SHORT PROBLEM —
Please output every row verbatim, from the first one down through the row containing "svg-text:−5.00: −5.00 — [795, 69, 852, 91]", both ends included.

(Records of where elements appear on a page)
══════════

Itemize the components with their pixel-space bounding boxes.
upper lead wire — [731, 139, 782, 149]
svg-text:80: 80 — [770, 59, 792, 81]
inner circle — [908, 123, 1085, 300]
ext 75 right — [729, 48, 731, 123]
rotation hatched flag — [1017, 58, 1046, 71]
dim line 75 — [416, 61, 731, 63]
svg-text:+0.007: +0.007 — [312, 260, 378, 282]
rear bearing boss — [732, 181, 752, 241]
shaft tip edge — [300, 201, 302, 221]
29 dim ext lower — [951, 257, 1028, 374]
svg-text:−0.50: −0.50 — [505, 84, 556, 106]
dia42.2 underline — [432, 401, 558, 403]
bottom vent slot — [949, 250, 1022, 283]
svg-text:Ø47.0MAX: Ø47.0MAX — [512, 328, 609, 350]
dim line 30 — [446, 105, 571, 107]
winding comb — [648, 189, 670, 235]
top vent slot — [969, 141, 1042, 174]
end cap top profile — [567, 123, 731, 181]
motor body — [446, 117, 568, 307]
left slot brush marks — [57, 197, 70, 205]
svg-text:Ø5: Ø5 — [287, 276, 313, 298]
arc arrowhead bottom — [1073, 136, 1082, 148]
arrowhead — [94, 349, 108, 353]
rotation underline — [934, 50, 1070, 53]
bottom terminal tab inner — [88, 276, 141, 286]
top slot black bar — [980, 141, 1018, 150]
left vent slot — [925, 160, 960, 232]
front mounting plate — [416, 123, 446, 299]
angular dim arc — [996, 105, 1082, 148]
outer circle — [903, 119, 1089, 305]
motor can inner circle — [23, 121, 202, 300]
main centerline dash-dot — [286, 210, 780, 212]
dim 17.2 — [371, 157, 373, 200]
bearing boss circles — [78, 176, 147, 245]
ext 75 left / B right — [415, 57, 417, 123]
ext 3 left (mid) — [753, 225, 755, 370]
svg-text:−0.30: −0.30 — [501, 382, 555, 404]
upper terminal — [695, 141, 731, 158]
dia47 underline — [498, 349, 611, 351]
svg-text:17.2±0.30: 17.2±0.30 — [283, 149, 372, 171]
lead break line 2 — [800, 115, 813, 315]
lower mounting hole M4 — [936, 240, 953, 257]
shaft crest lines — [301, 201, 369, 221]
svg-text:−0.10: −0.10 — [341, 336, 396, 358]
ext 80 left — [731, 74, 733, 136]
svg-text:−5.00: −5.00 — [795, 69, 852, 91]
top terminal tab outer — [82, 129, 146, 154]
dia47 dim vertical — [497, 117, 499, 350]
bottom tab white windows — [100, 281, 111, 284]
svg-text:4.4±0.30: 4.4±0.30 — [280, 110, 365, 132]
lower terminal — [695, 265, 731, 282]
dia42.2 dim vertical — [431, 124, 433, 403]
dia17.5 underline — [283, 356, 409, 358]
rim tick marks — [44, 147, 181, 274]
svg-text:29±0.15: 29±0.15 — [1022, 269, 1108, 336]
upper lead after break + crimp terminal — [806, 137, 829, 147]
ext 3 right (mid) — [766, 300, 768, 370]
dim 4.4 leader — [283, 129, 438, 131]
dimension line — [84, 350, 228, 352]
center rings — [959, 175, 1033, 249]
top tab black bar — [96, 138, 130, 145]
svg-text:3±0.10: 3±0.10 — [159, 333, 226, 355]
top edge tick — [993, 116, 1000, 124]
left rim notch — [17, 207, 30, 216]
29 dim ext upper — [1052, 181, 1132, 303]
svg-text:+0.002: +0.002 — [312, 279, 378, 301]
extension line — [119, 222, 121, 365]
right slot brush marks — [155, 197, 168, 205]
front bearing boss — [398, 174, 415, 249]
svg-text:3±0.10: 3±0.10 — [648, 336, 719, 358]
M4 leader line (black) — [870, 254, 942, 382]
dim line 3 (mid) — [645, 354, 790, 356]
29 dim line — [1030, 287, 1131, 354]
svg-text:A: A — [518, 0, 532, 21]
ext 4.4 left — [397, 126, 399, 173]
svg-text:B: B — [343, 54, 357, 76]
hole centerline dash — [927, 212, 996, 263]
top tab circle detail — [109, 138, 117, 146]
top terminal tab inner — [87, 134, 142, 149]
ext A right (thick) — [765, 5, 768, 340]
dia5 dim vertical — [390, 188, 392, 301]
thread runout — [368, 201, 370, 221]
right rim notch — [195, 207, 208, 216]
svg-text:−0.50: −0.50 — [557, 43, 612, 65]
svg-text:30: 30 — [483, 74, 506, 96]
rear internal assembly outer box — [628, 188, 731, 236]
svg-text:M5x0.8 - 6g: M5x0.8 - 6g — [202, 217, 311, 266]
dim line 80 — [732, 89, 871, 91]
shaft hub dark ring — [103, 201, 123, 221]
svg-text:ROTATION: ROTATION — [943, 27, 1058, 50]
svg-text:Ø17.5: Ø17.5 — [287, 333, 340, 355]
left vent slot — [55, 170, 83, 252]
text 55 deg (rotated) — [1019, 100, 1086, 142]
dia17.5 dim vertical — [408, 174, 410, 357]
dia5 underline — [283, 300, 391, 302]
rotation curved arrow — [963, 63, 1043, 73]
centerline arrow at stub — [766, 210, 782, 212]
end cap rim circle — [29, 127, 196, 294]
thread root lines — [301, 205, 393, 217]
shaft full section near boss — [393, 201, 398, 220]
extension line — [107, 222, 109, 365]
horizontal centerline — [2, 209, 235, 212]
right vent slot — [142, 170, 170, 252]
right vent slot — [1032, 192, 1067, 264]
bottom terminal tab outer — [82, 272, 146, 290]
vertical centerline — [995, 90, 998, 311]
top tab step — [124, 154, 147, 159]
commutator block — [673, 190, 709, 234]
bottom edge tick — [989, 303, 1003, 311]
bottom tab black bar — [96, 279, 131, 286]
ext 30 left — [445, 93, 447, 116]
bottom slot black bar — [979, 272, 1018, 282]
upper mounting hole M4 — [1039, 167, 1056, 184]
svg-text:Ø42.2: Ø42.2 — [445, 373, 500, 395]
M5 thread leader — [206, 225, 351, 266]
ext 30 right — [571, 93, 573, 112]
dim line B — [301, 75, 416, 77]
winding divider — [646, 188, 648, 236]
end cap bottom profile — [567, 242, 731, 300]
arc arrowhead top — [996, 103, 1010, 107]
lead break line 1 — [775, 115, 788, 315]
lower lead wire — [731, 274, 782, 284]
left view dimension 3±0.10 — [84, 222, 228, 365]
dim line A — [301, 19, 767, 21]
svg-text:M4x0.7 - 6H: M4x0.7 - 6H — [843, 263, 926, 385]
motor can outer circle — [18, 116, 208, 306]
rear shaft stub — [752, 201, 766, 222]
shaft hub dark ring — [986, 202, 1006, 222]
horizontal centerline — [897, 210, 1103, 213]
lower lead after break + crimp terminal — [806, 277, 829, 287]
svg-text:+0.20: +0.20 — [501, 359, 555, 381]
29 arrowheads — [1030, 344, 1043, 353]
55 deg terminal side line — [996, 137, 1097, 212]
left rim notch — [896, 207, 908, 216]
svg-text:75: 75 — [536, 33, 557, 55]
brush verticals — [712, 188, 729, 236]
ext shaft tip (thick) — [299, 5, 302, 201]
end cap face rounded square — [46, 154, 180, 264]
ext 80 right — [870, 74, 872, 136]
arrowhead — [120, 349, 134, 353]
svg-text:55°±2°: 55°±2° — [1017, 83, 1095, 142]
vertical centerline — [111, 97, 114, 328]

══════════

EXERCISE ANSWER —
Itemize the components with their pixel-space bounding boxes.
upper lead wire — [731, 139, 782, 149]
svg-text:80: 80 — [770, 59, 792, 81]
inner circle — [908, 123, 1085, 300]
ext 75 right — [729, 48, 731, 123]
rotation hatched flag — [1017, 58, 1046, 71]
dim line 75 — [416, 61, 731, 63]
svg-text:+0.007: +0.007 — [312, 260, 378, 282]
rear bearing boss — [732, 181, 752, 241]
shaft tip edge — [300, 201, 302, 221]
29 dim ext lower — [951, 257, 1028, 374]
svg-text:−0.50: −0.50 — [505, 84, 556, 106]
dia42.2 underline — [432, 401, 558, 403]
bottom vent slot — [949, 250, 1022, 283]
svg-text:Ø47.0MAX: Ø47.0MAX — [512, 328, 609, 350]
dim line 30 — [446, 105, 571, 107]
winding comb — [648, 189, 670, 235]
top vent slot — [969, 141, 1042, 174]
end cap top profile — [567, 123, 731, 181]
motor body — [446, 117, 568, 307]
left slot brush marks — [57, 197, 70, 205]
svg-text:Ø5: Ø5 — [287, 276, 313, 298]
arc arrowhead bottom — [1073, 136, 1082, 148]
arrowhead — [94, 349, 108, 353]
rotation underline — [934, 50, 1070, 53]
bottom terminal tab inner — [88, 276, 141, 286]
top slot black bar — [980, 141, 1018, 150]
left vent slot — [925, 160, 960, 232]
front mounting plate — [416, 123, 446, 299]
angular dim arc — [996, 105, 1082, 148]
outer circle — [903, 119, 1089, 305]
motor can inner circle — [23, 121, 202, 300]
main centerline dash-dot — [286, 210, 780, 212]
dim 17.2 — [371, 157, 373, 200]
bearing boss circles — [78, 176, 147, 245]
ext 75 left / B right — [415, 57, 417, 123]
ext 3 left (mid) — [753, 225, 755, 370]
svg-text:−0.30: −0.30 — [501, 382, 555, 404]
upper terminal — [695, 141, 731, 158]
dia47 underline — [498, 349, 611, 351]
svg-text:17.2±0.30: 17.2±0.30 — [283, 149, 372, 171]
lead break line 2 — [800, 115, 813, 315]
lower mounting hole M4 — [936, 240, 953, 257]
shaft crest lines — [301, 201, 369, 221]
svg-text:−0.10: −0.10 — [341, 336, 396, 358]
ext 80 left — [731, 74, 733, 136]
svg-text:−5.00: −5.00 — [795, 69, 852, 91]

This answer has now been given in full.